Requirement: Look through the material below. Copy every line with the string "have" in it.

Data entries:

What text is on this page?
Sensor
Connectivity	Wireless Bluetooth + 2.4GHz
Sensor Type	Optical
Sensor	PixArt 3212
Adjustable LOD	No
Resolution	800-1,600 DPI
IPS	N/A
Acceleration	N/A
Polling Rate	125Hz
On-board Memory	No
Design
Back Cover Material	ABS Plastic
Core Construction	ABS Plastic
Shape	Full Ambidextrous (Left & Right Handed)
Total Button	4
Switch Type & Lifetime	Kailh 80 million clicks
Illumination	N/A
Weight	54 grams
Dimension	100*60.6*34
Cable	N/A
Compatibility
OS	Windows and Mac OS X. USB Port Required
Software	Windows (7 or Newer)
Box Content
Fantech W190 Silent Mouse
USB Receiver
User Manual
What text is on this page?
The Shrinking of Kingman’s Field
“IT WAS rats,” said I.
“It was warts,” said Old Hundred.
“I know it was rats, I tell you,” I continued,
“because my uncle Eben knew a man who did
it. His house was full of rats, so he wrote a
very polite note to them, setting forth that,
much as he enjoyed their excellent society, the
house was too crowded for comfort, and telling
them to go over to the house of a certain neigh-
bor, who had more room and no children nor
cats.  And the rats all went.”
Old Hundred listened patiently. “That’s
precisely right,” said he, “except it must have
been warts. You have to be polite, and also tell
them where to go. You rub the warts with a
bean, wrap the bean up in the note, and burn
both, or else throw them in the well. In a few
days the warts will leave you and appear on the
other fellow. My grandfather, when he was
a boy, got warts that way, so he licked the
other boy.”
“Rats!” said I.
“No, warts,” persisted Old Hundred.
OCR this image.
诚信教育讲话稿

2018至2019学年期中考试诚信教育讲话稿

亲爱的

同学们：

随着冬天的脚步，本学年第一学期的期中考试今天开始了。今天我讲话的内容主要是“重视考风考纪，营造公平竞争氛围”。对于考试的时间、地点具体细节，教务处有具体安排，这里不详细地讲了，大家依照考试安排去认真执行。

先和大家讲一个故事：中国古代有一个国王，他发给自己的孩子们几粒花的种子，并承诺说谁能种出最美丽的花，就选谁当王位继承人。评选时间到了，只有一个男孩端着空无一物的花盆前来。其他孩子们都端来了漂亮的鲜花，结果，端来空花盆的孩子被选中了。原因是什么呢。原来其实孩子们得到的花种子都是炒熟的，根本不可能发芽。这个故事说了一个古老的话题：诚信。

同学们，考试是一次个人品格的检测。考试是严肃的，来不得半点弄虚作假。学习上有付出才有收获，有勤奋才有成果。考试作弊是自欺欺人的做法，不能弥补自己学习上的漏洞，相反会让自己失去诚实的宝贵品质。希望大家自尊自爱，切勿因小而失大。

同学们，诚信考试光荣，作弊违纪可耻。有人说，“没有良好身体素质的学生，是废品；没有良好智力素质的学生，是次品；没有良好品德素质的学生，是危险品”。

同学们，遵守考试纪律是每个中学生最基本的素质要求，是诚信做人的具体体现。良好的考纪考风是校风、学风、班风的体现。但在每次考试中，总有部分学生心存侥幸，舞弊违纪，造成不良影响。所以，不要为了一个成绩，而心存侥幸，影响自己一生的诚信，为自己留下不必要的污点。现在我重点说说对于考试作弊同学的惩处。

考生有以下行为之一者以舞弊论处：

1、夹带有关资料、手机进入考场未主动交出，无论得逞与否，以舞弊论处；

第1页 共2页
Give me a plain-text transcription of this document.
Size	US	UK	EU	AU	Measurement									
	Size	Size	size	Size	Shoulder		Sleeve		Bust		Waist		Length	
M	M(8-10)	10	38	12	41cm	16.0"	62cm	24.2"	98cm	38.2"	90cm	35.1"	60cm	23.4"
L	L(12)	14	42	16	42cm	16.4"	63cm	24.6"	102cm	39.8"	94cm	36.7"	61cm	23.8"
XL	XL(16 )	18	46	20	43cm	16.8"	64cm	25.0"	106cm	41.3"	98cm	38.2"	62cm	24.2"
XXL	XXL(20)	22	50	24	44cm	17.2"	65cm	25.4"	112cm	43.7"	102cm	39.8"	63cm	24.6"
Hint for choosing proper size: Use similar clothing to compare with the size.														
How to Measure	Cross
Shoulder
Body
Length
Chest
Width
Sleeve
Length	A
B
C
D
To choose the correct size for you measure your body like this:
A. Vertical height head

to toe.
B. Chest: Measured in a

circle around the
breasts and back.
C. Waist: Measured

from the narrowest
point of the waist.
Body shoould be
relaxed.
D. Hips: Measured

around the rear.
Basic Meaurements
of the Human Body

Final result:
precisely right,” said he, “except it must have
been warts. You have to be polite, and also tell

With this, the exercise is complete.